STATED PROBLEM ::
Only a number is wanted: how many lines in the records below contain "image"?

PROVIDED DATA ::
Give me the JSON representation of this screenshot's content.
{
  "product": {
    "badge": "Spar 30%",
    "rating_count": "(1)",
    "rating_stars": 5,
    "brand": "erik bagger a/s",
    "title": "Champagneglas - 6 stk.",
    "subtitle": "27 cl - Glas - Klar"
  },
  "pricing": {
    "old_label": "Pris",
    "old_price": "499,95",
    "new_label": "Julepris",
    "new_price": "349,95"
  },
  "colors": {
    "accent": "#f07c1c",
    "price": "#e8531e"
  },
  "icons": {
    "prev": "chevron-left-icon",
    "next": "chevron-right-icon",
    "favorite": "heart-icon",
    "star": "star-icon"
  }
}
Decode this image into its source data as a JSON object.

==

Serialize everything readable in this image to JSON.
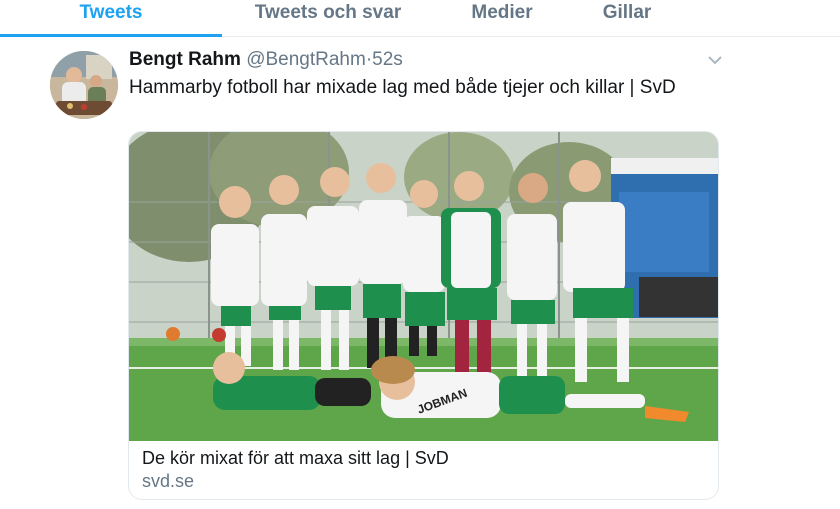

WORKED ANSWER ::
2